(Page element annotations)

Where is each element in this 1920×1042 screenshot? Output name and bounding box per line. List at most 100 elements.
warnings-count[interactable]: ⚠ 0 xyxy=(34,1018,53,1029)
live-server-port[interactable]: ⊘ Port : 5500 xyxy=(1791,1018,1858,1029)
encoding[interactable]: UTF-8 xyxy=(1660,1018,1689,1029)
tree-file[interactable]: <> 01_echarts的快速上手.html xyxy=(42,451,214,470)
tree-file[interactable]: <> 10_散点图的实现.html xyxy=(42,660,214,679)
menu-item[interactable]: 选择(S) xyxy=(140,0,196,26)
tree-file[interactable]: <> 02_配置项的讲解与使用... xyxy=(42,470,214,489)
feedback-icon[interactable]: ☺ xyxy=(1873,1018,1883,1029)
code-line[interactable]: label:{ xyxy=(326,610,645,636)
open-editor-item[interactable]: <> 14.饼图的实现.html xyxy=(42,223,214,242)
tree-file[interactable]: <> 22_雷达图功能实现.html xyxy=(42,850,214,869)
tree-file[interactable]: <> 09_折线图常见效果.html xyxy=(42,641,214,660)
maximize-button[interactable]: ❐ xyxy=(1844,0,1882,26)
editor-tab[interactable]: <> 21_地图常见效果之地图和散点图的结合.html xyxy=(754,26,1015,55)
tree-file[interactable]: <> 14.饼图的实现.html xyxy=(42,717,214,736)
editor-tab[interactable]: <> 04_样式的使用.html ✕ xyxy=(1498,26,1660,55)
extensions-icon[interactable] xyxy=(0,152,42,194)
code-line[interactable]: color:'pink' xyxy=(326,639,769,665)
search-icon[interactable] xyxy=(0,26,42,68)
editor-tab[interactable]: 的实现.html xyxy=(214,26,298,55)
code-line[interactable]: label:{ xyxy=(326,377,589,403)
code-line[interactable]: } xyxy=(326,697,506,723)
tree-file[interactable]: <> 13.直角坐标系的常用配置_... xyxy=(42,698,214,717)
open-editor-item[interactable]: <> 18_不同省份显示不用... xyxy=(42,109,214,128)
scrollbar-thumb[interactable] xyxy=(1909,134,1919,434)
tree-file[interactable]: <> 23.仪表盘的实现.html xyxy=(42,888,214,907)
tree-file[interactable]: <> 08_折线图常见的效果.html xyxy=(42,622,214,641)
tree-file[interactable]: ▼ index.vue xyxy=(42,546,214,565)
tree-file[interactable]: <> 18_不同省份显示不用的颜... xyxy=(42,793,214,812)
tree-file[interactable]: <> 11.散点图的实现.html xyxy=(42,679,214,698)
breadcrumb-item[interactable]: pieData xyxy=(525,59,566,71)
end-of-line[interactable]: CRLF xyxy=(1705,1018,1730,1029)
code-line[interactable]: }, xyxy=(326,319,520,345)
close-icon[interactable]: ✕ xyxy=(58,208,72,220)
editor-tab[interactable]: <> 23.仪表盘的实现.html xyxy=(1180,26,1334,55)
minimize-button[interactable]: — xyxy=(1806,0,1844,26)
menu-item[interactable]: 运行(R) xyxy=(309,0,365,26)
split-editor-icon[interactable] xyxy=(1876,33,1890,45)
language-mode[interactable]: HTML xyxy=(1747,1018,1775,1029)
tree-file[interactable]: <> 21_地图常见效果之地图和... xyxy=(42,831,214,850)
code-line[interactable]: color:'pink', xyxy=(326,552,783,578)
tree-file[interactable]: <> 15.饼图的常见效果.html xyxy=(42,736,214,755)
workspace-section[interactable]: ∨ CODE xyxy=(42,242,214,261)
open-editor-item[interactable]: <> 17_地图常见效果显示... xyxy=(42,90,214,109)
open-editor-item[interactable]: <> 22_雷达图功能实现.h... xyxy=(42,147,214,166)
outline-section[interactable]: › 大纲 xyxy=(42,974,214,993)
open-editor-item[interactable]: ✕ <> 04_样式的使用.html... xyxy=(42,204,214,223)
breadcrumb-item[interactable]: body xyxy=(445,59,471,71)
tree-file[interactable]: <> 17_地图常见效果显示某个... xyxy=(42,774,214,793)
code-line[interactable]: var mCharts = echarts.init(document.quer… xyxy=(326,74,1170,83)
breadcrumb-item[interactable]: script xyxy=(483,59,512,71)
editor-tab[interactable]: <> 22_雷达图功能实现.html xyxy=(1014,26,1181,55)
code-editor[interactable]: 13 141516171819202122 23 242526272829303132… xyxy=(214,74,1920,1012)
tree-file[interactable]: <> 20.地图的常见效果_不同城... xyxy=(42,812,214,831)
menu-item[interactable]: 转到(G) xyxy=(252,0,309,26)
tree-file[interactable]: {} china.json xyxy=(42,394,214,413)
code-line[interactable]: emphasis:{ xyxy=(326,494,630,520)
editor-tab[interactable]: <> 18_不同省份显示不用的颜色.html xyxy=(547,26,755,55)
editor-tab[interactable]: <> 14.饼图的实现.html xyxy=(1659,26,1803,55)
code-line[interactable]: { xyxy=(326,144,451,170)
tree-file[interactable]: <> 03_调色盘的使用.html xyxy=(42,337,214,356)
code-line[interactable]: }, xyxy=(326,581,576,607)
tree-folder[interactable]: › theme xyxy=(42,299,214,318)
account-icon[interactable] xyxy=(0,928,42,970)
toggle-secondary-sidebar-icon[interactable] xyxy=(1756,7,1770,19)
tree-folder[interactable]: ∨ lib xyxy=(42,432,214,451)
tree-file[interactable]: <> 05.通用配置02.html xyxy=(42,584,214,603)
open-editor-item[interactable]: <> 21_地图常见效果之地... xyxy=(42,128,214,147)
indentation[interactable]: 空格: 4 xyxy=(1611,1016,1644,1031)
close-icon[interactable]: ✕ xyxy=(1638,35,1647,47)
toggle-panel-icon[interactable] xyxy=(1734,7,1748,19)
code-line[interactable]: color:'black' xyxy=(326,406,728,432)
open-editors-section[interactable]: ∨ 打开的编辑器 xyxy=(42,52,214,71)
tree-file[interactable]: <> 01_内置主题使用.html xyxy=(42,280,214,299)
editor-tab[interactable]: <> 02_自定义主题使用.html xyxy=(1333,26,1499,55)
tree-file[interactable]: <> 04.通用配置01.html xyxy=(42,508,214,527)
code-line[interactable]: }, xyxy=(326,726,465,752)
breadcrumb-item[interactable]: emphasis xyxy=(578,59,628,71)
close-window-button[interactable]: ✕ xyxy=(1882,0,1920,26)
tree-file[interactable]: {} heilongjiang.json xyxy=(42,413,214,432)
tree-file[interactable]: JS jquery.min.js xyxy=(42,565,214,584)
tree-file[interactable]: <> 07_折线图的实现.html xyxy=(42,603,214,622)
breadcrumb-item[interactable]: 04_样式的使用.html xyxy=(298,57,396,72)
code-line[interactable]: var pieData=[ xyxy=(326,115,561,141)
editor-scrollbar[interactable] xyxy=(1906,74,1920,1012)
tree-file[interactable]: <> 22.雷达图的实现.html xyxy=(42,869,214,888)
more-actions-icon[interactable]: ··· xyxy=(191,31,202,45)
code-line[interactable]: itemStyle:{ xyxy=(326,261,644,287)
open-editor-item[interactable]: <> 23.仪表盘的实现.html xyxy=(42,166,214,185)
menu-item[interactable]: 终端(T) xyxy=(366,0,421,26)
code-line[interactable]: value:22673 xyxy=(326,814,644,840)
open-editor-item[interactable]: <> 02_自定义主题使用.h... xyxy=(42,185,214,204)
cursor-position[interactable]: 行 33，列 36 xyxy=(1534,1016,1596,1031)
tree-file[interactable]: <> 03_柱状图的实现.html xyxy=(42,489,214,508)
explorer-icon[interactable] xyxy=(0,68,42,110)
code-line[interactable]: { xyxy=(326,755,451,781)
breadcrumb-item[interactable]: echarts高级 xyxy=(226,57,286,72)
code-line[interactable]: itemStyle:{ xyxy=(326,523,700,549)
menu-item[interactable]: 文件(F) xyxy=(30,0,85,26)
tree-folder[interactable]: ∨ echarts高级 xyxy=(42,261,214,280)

• [Written task]: Reproduce verbatim the lines above, from the first one through the line containing "menu-item[interactable]: 选择(S) xyxy=(140,0,196,26)", including both of those lines.

• [Complete answer]:
Where is each element in this 1920×1042 screenshot? Output name and bounding box per line. List at most 100 elements.
warnings-count[interactable]: ⚠ 0 xyxy=(34,1018,53,1029)
live-server-port[interactable]: ⊘ Port : 5500 xyxy=(1791,1018,1858,1029)
encoding[interactable]: UTF-8 xyxy=(1660,1018,1689,1029)
tree-file[interactable]: <> 01_echarts的快速上手.html xyxy=(42,451,214,470)
tree-file[interactable]: <> 10_散点图的实现.html xyxy=(42,660,214,679)
menu-item[interactable]: 选择(S) xyxy=(140,0,196,26)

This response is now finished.